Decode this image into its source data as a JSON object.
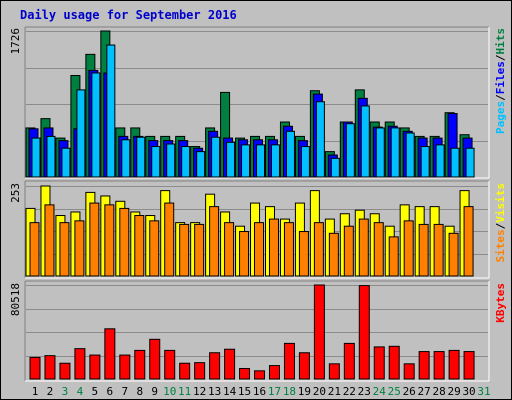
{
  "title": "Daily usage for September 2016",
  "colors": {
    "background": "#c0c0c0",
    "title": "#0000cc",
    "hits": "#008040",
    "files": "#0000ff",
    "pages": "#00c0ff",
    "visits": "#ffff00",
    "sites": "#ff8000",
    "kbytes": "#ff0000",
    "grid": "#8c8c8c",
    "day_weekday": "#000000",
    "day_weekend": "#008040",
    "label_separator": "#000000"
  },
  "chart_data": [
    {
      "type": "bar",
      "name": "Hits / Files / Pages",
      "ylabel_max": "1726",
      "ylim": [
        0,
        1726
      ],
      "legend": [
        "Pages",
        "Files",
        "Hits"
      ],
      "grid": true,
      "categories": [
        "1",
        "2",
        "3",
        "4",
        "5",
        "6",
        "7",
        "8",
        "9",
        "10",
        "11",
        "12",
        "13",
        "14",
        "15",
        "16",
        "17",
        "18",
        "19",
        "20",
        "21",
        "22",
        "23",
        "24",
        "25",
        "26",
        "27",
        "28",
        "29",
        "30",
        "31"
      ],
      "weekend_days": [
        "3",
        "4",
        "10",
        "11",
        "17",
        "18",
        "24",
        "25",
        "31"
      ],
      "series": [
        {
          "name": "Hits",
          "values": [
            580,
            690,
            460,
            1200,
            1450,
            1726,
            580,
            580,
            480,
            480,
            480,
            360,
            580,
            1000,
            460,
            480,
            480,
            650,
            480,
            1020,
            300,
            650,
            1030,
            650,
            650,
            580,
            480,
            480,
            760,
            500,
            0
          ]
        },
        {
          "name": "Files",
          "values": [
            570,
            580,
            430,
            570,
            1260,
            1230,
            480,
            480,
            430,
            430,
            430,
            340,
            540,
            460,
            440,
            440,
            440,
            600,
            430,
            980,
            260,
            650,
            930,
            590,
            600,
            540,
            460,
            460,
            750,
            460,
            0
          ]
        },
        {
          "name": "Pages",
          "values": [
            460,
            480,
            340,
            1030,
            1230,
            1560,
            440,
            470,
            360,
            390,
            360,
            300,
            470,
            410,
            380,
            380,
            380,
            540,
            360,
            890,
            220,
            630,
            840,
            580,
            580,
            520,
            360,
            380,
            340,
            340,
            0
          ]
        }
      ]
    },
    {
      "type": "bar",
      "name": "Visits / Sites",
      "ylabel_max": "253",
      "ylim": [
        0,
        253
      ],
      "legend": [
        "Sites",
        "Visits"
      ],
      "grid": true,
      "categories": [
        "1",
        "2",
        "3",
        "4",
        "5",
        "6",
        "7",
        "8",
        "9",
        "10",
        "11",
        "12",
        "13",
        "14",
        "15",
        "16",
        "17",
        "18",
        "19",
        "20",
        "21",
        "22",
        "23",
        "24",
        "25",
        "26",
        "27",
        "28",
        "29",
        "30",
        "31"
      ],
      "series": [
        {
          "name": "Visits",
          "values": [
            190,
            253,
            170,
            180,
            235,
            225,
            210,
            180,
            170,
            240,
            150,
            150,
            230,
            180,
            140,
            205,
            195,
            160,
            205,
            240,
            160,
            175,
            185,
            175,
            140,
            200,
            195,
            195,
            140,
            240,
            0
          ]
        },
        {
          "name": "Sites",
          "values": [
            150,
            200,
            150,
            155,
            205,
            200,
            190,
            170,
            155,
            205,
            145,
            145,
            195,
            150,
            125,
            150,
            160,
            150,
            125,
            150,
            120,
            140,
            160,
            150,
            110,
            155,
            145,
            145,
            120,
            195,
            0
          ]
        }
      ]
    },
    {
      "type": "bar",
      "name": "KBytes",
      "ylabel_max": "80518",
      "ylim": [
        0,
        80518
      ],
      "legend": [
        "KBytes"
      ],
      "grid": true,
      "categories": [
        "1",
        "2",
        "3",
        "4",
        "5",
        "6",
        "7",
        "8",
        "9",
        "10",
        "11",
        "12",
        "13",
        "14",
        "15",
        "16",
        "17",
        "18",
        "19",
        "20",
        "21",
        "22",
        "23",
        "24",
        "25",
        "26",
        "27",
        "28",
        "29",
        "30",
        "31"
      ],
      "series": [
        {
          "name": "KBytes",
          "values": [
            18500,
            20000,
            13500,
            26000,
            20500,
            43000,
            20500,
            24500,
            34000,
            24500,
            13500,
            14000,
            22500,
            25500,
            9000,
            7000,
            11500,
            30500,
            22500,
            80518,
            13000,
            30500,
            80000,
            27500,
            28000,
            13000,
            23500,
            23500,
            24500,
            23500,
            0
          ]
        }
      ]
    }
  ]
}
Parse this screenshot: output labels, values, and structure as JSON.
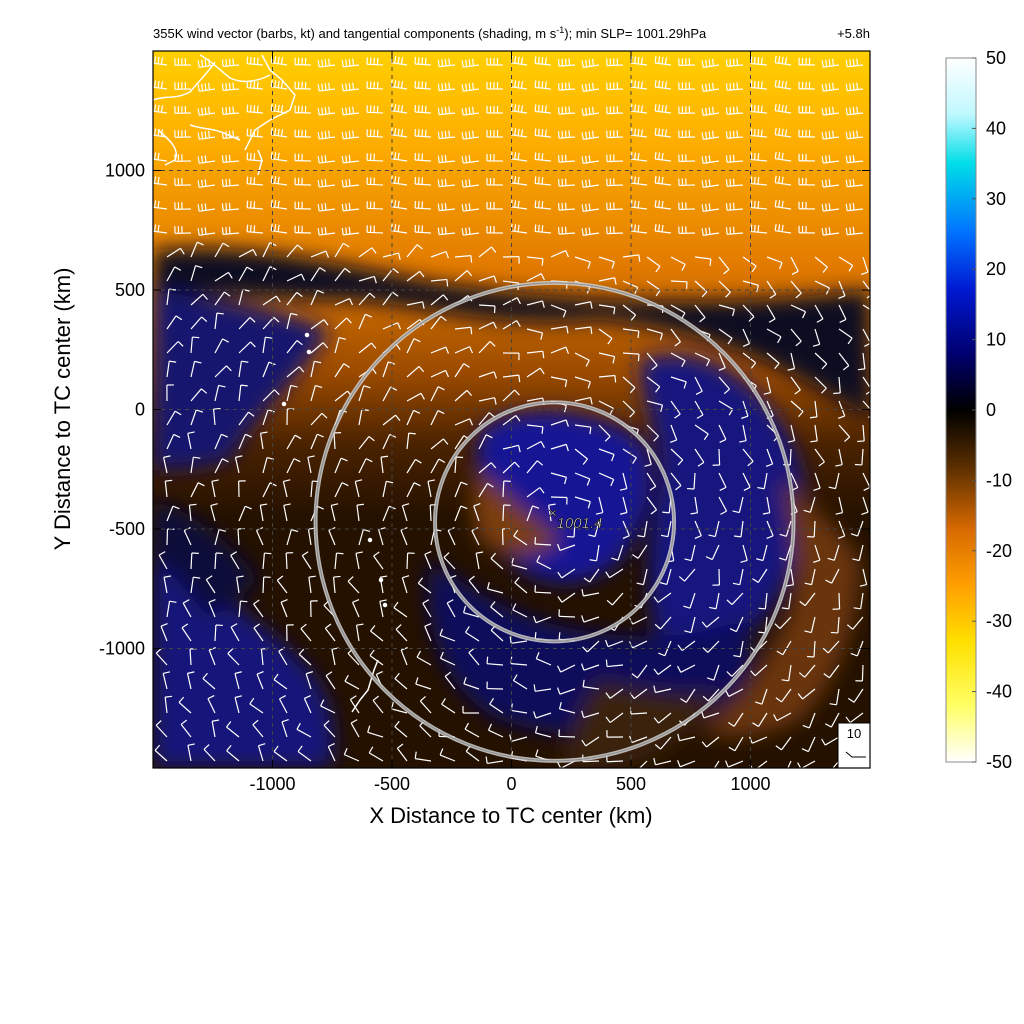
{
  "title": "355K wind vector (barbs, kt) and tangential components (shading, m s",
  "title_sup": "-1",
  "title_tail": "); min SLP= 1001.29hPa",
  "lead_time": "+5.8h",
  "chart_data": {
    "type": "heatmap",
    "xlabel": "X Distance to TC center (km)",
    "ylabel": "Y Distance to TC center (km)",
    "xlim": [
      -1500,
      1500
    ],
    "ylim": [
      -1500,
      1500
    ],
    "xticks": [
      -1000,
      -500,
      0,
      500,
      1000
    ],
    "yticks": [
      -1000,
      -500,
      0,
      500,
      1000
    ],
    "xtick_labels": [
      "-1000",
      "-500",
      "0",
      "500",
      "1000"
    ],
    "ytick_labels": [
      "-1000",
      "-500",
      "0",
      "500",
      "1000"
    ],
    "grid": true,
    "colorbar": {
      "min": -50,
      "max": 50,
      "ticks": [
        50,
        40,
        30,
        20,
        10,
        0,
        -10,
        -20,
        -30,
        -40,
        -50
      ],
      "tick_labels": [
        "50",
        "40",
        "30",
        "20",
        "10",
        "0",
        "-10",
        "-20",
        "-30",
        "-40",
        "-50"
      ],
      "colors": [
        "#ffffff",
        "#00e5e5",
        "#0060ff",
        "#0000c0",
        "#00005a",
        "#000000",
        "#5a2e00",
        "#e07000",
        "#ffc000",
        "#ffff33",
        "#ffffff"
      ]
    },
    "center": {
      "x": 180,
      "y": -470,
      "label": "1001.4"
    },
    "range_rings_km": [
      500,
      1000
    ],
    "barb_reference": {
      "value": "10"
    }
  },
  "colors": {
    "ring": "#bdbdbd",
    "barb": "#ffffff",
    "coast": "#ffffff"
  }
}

▶ [Problem]
Repeat the entries exactly and keep the pictures out of the copy.

▶ [Answer to the task]
Decode this image into its source data as a JSON object.
{
  "title": "Daily usage for September 2016",
  "colors": {
    "background": "#c0c0c0",
    "title": "#0000cc",
    "hits": "#008040",
    "files": "#0000ff",
    "pages": "#00c0ff",
    "visits": "#ffff00",
    "sites": "#ff8000",
    "kbytes": "#ff0000",
    "grid": "#8c8c8c",
    "day_weekday": "#000000",
    "day_weekend": "#008040",
    "label_separator": "#000000"
  },
  "chart_data": [
    {
      "type": "bar",
      "name": "Hits / Files / Pages",
      "ylabel_max": "1726",
      "ylim": [
        0,
        1726
      ],
      "legend": [
        "Pages",
        "Files",
        "Hits"
      ],
      "grid": true,
      "categories": [
        "1",
        "2",
        "3",
        "4",
        "5",
        "6",
        "7",
        "8",
        "9",
        "10",
        "11",
        "12",
        "13",
        "14",
        "15",
        "16",
        "17",
        "18",
        "19",
        "20",
        "21",
        "22",
        "23",
        "24",
        "25",
        "26",
        "27",
        "28",
        "29",
        "30",
        "31"
      ],
      "weekend_days": [
        "3",
        "4",
        "10",
        "11",
        "17",
        "18",
        "24",
        "25",
        "31"
      ],
      "series": [
        {
          "name": "Hits",
          "values": [
            580,
            690,
            460,
            1200,
            1450,
            1726,
            580,
            580,
            480,
            480,
            480,
            360,
            580,
            1000,
            460,
            480,
            480,
            650,
            480,
            1020,
            300,
            650,
            1030,
            650,
            650,
            580,
            480,
            480,
            760,
            500,
            0
          ]
        },
        {
          "name": "Files",
          "values": [
            570,
            580,
            430,
            570,
            1260,
            1230,
            480,
            480,
            430,
            430,
            430,
            340,
            540,
            460,
            440,
            440,
            440,
            600,
            430,
            980,
            260,
            650,
            930,
            590,
            600,
            540,
            460,
            460,
            750,
            460,
            0
          ]
        },
        {
          "name": "Pages",
          "values": [
            460,
            480,
            340,
            1030,
            1230,
            1560,
            440,
            470,
            360,
            390,
            360,
            300,
            470,
            410,
            380,
            380,
            380,
            540,
            360,
            890,
            220,
            630,
            840,
            580,
            580,
            520,
            360,
            380,
            340,
            340,
            0
          ]
        }
      ]
    },
    {
      "type": "bar",
      "name": "Visits / Sites",
      "ylabel_max": "253",
      "ylim": [
        0,
        253
      ],
      "legend": [
        "Sites",
        "Visits"
      ],
      "grid": true,
      "categories": [
        "1",
        "2",
        "3",
        "4",
        "5",
        "6",
        "7",
        "8",
        "9",
        "10",
        "11",
        "12",
        "13",
        "14",
        "15",
        "16",
        "17",
        "18",
        "19",
        "20",
        "21",
        "22",
        "23",
        "24",
        "25",
        "26",
        "27",
        "28",
        "29",
        "30",
        "31"
      ],
      "series": [
        {
          "name": "Visits",
          "values": [
            190,
            253,
            170,
            180,
            235,
            225,
            210,
            180,
            170,
            240,
            150,
            150,
            230,
            180,
            140,
            205,
            195,
            160,
            205,
            240,
            160,
            175,
            185,
            175,
            140,
            200,
            195,
            195,
            140,
            240,
            0
          ]
        },
        {
          "name": "Sites",
          "values": [
            150,
            200,
            150,
            155,
            205,
            200,
            190,
            170,
            155,
            205,
            145,
            145,
            195,
            150,
            125,
            150,
            160,
            150,
            125,
            150,
            120,
            140,
            160,
            150,
            110,
            155,
            145,
            145,
            120,
            195,
            0
          ]
        }
      ]
    },
    {
      "type": "bar",
      "name": "KBytes",
      "ylabel_max": "80518",
      "ylim": [
        0,
        80518
      ],
      "legend": [
        "KBytes"
      ],
      "grid": true,
      "categories": [
        "1",
        "2",
        "3",
        "4",
        "5",
        "6",
        "7",
        "8",
        "9",
        "10",
        "11",
        "12",
        "13",
        "14",
        "15",
        "16",
        "17",
        "18",
        "19",
        "20",
        "21",
        "22",
        "23",
        "24",
        "25",
        "26",
        "27",
        "28",
        "29",
        "30",
        "31"
      ],
      "series": [
        {
          "name": "KBytes",
          "values": [
            18500,
            20000,
            13500,
            26000,
            20500,
            43000,
            20500,
            24500,
            34000,
            24500,
            13500,
            14000,
            22500,
            25500,
            9000,
            7000,
            11500,
            30500,
            22500,
            80518,
            13000,
            30500,
            80000,
            27500,
            28000,
            13000,
            23500,
            23500,
            24500,
            23500,
            0
          ]
        }
      ]
    }
  ]
}
Parse this screenshot: output labels, values, and structure as JSON.
{
  "title": "355K wind vector (barbs, kt) and tangential components (shading, m s",
  "title_sup": "-1",
  "title_tail": "); min SLP= 1001.29hPa",
  "lead_time": "+5.8h",
  "chart_data": {
    "type": "heatmap",
    "xlabel": "X Distance to TC center (km)",
    "ylabel": "Y Distance to TC center (km)",
    "xlim": [
      -1500,
      1500
    ],
    "ylim": [
      -1500,
      1500
    ],
    "xticks": [
      -1000,
      -500,
      0,
      500,
      1000
    ],
    "yticks": [
      -1000,
      -500,
      0,
      500,
      1000
    ],
    "xtick_labels": [
      "-1000",
      "-500",
      "0",
      "500",
      "1000"
    ],
    "ytick_labels": [
      "-1000",
      "-500",
      "0",
      "500",
      "1000"
    ],
    "grid": true,
    "colorbar": {
      "min": -50,
      "max": 50,
      "ticks": [
        50,
        40,
        30,
        20,
        10,
        0,
        -10,
        -20,
        -30,
        -40,
        -50
      ],
      "tick_labels": [
        "50",
        "40",
        "30",
        "20",
        "10",
        "0",
        "-10",
        "-20",
        "-30",
        "-40",
        "-50"
      ],
      "colors": [
        "#ffffff",
        "#00e5e5",
        "#0060ff",
        "#0000c0",
        "#00005a",
        "#000000",
        "#5a2e00",
        "#e07000",
        "#ffc000",
        "#ffff33",
        "#ffffff"
      ]
    },
    "center": {
      "x": 180,
      "y": -470,
      "label": "1001.4"
    },
    "range_rings_km": [
      500,
      1000
    ],
    "barb_reference": {
      "value": "10"
    }
  },
  "colors": {
    "ring": "#bdbdbd",
    "barb": "#ffffff",
    "coast": "#ffffff"
  }
}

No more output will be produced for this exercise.